## INFORMATION GIVEN
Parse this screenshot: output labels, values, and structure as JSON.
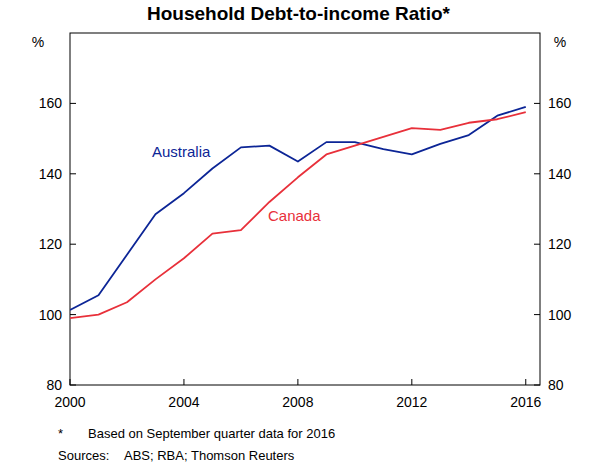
{
  "chart_data": {
    "type": "line",
    "title": "Household Debt-to-income Ratio*",
    "y_label": "%",
    "y2_label": "%",
    "footnote_marker": "*",
    "footnote": "Based on September quarter data for 2016",
    "source_label": "Sources:",
    "source": "ABS; RBA; Thomson Reuters",
    "x": [
      2000,
      2001,
      2002,
      2003,
      2004,
      2005,
      2006,
      2007,
      2008,
      2009,
      2010,
      2011,
      2012,
      2013,
      2014,
      2015,
      2016
    ],
    "series": [
      {
        "name": "Australia",
        "color": "#0c2596",
        "values": [
          101.3,
          105.5,
          117,
          128.5,
          134.5,
          141.5,
          147.5,
          148,
          143.5,
          149,
          149,
          147,
          145.5,
          148.5,
          151,
          156.5,
          159
        ]
      },
      {
        "name": "Canada",
        "color": "#e8303a",
        "values": [
          99,
          100,
          103.5,
          110,
          116,
          123,
          124,
          132,
          139,
          145.5,
          148,
          150.5,
          153,
          152.5,
          154.5,
          155.5,
          157.5
        ]
      }
    ],
    "xlim": [
      2000,
      2016.5
    ],
    "xticks": [
      2000,
      2004,
      2008,
      2012,
      2016
    ],
    "ylim": [
      80,
      180
    ],
    "yticks": [
      80,
      100,
      120,
      140,
      160
    ],
    "y2lim": [
      80,
      180
    ],
    "y2ticks": [
      80,
      100,
      120,
      140,
      160
    ],
    "grid": false
  }
}
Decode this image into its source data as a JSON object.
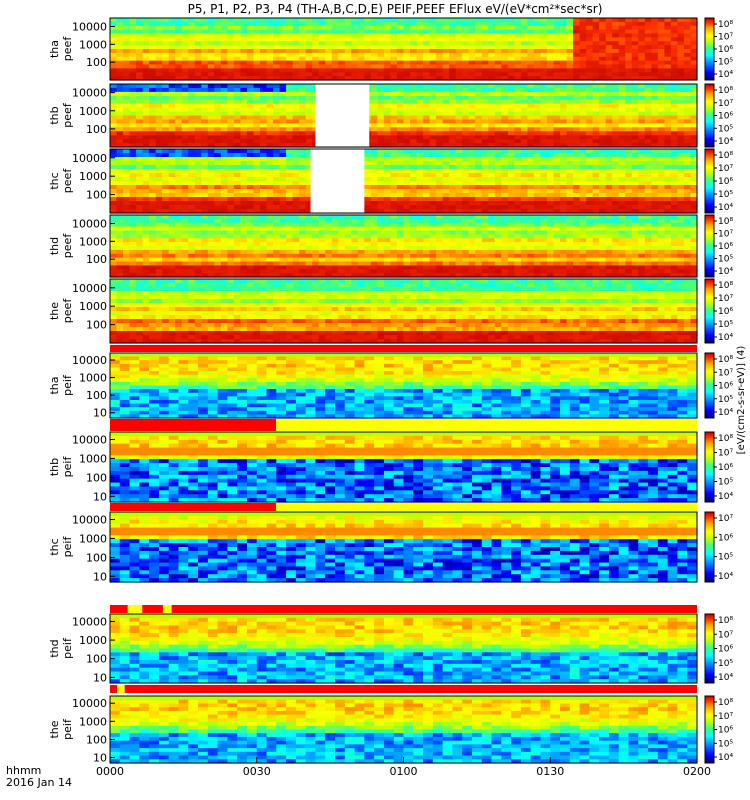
{
  "chart_data": {
    "type": "heatmap",
    "title": "P5, P1, P2, P3, P4 (TH-A,B,C,D,E) PEIF,PEEF EFlux eV/(eV*cm²*sec*sr)",
    "colorbar_label": "[eV/(cm2-s-sr-eV)] (4)",
    "time_axis": {
      "label_top": "hhmm",
      "label_bottom": "2016 Jan 14",
      "ticks": [
        "0000",
        "0030",
        "0100",
        "0130",
        "0200"
      ],
      "range": [
        "00:00",
        "02:00"
      ]
    },
    "panels": [
      {
        "probe": "tha",
        "product": "peef",
        "ylabel": "tha\npeef",
        "yticks": [
          "10000",
          "1000",
          "100"
        ],
        "ylim_eV": [
          10,
          30000
        ],
        "log": true,
        "cbar_ticks": [
          "10⁸",
          "10⁷",
          "10⁶",
          "10⁵",
          "10⁴"
        ],
        "gap": null
      },
      {
        "probe": "thb",
        "product": "peef",
        "ylabel": "thb\npeef",
        "yticks": [
          "10000",
          "1000",
          "100"
        ],
        "ylim_eV": [
          10,
          30000
        ],
        "log": true,
        "cbar_ticks": [
          "10⁸",
          "10⁷",
          "10⁶",
          "10⁵",
          "10⁴"
        ],
        "gap": [
          "00:42",
          "00:53"
        ]
      },
      {
        "probe": "thc",
        "product": "peef",
        "ylabel": "thc\npeef",
        "yticks": [
          "10000",
          "1000",
          "100"
        ],
        "ylim_eV": [
          10,
          30000
        ],
        "log": true,
        "cbar_ticks": [
          "10⁸",
          "10⁷",
          "10⁶",
          "10⁵",
          "10⁴"
        ],
        "gap": [
          "00:41",
          "00:52"
        ]
      },
      {
        "probe": "thd",
        "product": "peef",
        "ylabel": "thd\npeef",
        "yticks": [
          "10000",
          "1000",
          "100"
        ],
        "ylim_eV": [
          10,
          30000
        ],
        "log": true,
        "cbar_ticks": [
          "10⁸",
          "10⁷",
          "10⁶",
          "10⁵",
          "10⁴"
        ],
        "gap": null
      },
      {
        "probe": "the",
        "product": "peef",
        "ylabel": "the\npeef",
        "yticks": [
          "10000",
          "1000",
          "100"
        ],
        "ylim_eV": [
          10,
          30000
        ],
        "log": true,
        "cbar_ticks": [
          "10⁸",
          "10⁷",
          "10⁶",
          "10⁵",
          "10⁴"
        ],
        "gap": null
      },
      {
        "probe": "tha",
        "product": "peif",
        "ylabel": "tha\npeif",
        "yticks": [
          "10000",
          "1000",
          "100",
          "10"
        ],
        "ylim_eV": [
          5,
          25000
        ],
        "log": true,
        "cbar_ticks": [
          "10⁸",
          "10⁷",
          "10⁶",
          "10⁵",
          "10⁴"
        ],
        "gap": null
      },
      {
        "probe": "thb",
        "product": "peif",
        "ylabel": "thb\npeif",
        "yticks": [
          "10000",
          "1000",
          "100",
          "10"
        ],
        "ylim_eV": [
          5,
          25000
        ],
        "log": true,
        "cbar_ticks": [
          "10⁸",
          "10⁷",
          "10⁶",
          "10⁵",
          "10⁴"
        ],
        "gap": null
      },
      {
        "probe": "thc",
        "product": "peif",
        "ylabel": "thc\npeif",
        "yticks": [
          "10000",
          "1000",
          "100",
          "10"
        ],
        "ylim_eV": [
          5,
          25000
        ],
        "log": true,
        "cbar_ticks": [
          "10⁷",
          "10⁶",
          "10⁵",
          "10⁴"
        ],
        "gap": null
      },
      {
        "probe": "thd",
        "product": "peif",
        "ylabel": "thd\npeif",
        "yticks": [
          "10000",
          "1000",
          "100",
          "10"
        ],
        "ylim_eV": [
          5,
          25000
        ],
        "log": true,
        "cbar_ticks": [
          "10⁸",
          "10⁷",
          "10⁶",
          "10⁵",
          "10⁴"
        ],
        "gap": null
      },
      {
        "probe": "the",
        "product": "peif",
        "ylabel": "the\npeif",
        "yticks": [
          "10000",
          "1000",
          "100",
          "10"
        ],
        "ylim_eV": [
          5,
          25000
        ],
        "log": true,
        "cbar_ticks": [
          "10⁸",
          "10⁷",
          "10⁶",
          "10⁵",
          "10⁴"
        ],
        "gap": null
      }
    ],
    "colors": {
      "colormap": [
        "#000070",
        "#0000ff",
        "#0090ff",
        "#00ffff",
        "#40ff80",
        "#c0ff00",
        "#ffff00",
        "#ffa000",
        "#ff3000",
        "#c00000"
      ],
      "mode_bar_red": "#ff0000",
      "mode_bar_yellow": "#ffff00"
    }
  }
}
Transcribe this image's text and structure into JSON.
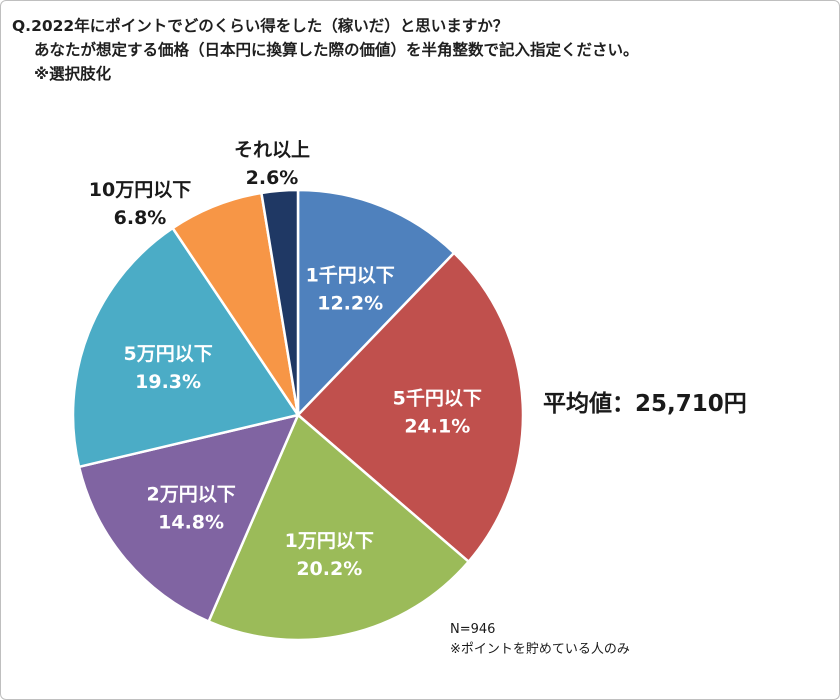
{
  "question": {
    "line1": "Q.2022年にポイントでどのくらい得をした（稼いだ）と思いますか？",
    "line2": "あなたが想定する価格（日本円に換算した際の価値）を半角整数で記入指定ください。",
    "line3": "※選択肢化"
  },
  "average_label": "平均値：25,710円",
  "notes": {
    "n": "N=946",
    "caveat": "※ポイントを貯めている人のみ"
  },
  "chart_data": {
    "type": "pie",
    "title": "Q.2022年にポイントでどのくらい得をした（稼いだ）と思いますか？",
    "slices": [
      {
        "label": "1千円以下",
        "value": 12.2,
        "value_label": "12.2%",
        "color": "#4f81bd",
        "label_placement": "inside"
      },
      {
        "label": "5千円以下",
        "value": 24.1,
        "value_label": "24.1%",
        "color": "#c0504d",
        "label_placement": "inside"
      },
      {
        "label": "1万円以下",
        "value": 20.2,
        "value_label": "20.2%",
        "color": "#9bbb59",
        "label_placement": "inside"
      },
      {
        "label": "2万円以下",
        "value": 14.8,
        "value_label": "14.8%",
        "color": "#8064a2",
        "label_placement": "inside"
      },
      {
        "label": "5万円以下",
        "value": 19.3,
        "value_label": "19.3%",
        "color": "#4bacc6",
        "label_placement": "inside"
      },
      {
        "label": "10万円以下",
        "value": 6.8,
        "value_label": "6.8%",
        "color": "#f79646",
        "label_placement": "outside"
      },
      {
        "label": "それ以上",
        "value": 2.6,
        "value_label": "2.6%",
        "color": "#1f3864",
        "label_placement": "outside"
      }
    ],
    "start": "12 o'clock",
    "direction": "clockwise"
  }
}
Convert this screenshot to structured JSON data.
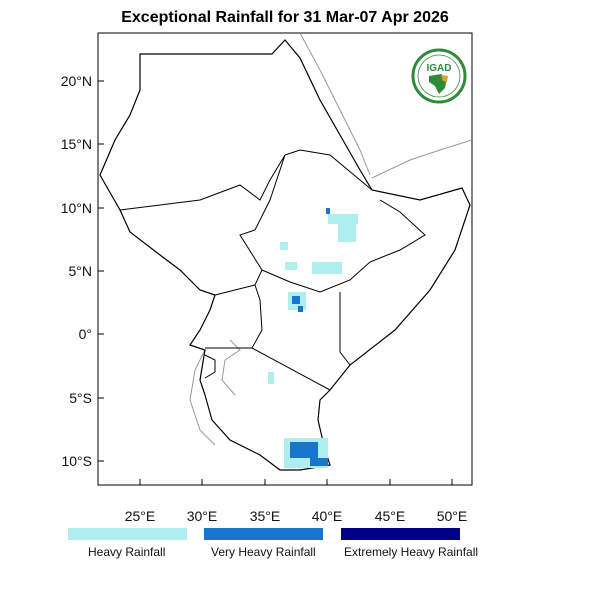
{
  "title": "Exceptional Rainfall for 31 Mar-07 Apr 2026",
  "lat_ticks": [
    "20°N",
    "15°N",
    "10°N",
    "5°N",
    "0°",
    "5°S",
    "10°S"
  ],
  "lon_ticks": [
    "25°E",
    "30°E",
    "35°E",
    "40°E",
    "45°E",
    "50°E"
  ],
  "legend": [
    {
      "label": "Heavy Rainfall",
      "color": "#afeeee"
    },
    {
      "label": "Very Heavy Rainfall",
      "color": "#1874cd"
    },
    {
      "label": "Extremely Heavy Rainfall",
      "color": "#00008b"
    }
  ],
  "logo": {
    "text": "IGAD"
  }
}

## TASK DETAILS
Pictures must be left out. Repeat exactly the lines from the one containing "Convert this screenshot" through the final line of the data.

## CORRECT RESPONSE
Convert this screenshot to structured JSON data.
{
  "title": "Exceptional Rainfall for 31 Mar-07 Apr 2026",
  "lat_ticks": [
    "20°N",
    "15°N",
    "10°N",
    "5°N",
    "0°",
    "5°S",
    "10°S"
  ],
  "lon_ticks": [
    "25°E",
    "30°E",
    "35°E",
    "40°E",
    "45°E",
    "50°E"
  ],
  "legend": [
    {
      "label": "Heavy Rainfall",
      "color": "#afeeee"
    },
    {
      "label": "Very Heavy Rainfall",
      "color": "#1874cd"
    },
    {
      "label": "Extremely Heavy Rainfall",
      "color": "#00008b"
    }
  ],
  "logo": {
    "text": "IGAD"
  }
}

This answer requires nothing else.